• [Exercise instructions] Copy out all lines of the records in which the word "detached" appears.

• [Extracted data]
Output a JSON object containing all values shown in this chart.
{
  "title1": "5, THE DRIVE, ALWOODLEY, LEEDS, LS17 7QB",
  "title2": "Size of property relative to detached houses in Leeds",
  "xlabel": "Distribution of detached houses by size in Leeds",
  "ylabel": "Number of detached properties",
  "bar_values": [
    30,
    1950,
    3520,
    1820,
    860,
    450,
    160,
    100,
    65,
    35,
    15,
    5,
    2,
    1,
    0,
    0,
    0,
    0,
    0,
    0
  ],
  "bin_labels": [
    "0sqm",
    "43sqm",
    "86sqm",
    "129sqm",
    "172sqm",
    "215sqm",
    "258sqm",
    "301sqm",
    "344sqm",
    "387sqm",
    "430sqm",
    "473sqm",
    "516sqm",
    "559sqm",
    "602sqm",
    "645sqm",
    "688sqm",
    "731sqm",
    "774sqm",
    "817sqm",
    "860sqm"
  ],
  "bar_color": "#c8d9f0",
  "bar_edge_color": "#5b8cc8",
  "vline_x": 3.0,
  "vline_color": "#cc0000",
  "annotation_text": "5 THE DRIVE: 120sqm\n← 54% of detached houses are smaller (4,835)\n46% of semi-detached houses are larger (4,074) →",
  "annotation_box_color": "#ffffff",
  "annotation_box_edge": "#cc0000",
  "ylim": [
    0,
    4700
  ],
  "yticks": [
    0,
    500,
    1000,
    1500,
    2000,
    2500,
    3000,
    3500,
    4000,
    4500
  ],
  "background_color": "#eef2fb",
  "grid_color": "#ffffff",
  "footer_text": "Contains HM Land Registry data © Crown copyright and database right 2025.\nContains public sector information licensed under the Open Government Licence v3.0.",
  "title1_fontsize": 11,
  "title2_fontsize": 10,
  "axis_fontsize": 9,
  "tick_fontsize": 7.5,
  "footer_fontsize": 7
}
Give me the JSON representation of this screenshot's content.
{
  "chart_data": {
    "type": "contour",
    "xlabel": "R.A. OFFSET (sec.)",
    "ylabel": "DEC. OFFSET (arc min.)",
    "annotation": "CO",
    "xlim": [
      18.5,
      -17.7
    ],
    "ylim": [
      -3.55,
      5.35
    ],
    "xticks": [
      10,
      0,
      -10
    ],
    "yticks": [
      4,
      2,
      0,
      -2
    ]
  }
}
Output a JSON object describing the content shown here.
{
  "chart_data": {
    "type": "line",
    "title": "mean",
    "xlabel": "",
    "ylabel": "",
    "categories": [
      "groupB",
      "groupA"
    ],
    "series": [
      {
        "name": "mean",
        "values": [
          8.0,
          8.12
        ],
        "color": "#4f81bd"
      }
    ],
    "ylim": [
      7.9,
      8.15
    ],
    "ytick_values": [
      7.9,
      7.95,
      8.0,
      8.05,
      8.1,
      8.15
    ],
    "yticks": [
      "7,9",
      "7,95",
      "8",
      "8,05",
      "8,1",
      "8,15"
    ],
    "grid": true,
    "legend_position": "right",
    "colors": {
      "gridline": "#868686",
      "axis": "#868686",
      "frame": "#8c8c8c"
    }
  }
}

• [Written answer]
  "title2": "Size of property relative to detached houses in Leeds",
  "xlabel": "Distribution of detached houses by size in Leeds",
  "ylabel": "Number of detached properties",
  "annotation_text": "5 THE DRIVE: 120sqm\n← 54% of detached houses are smaller (4,835)\n46% of semi-detached houses are larger (4,074) →",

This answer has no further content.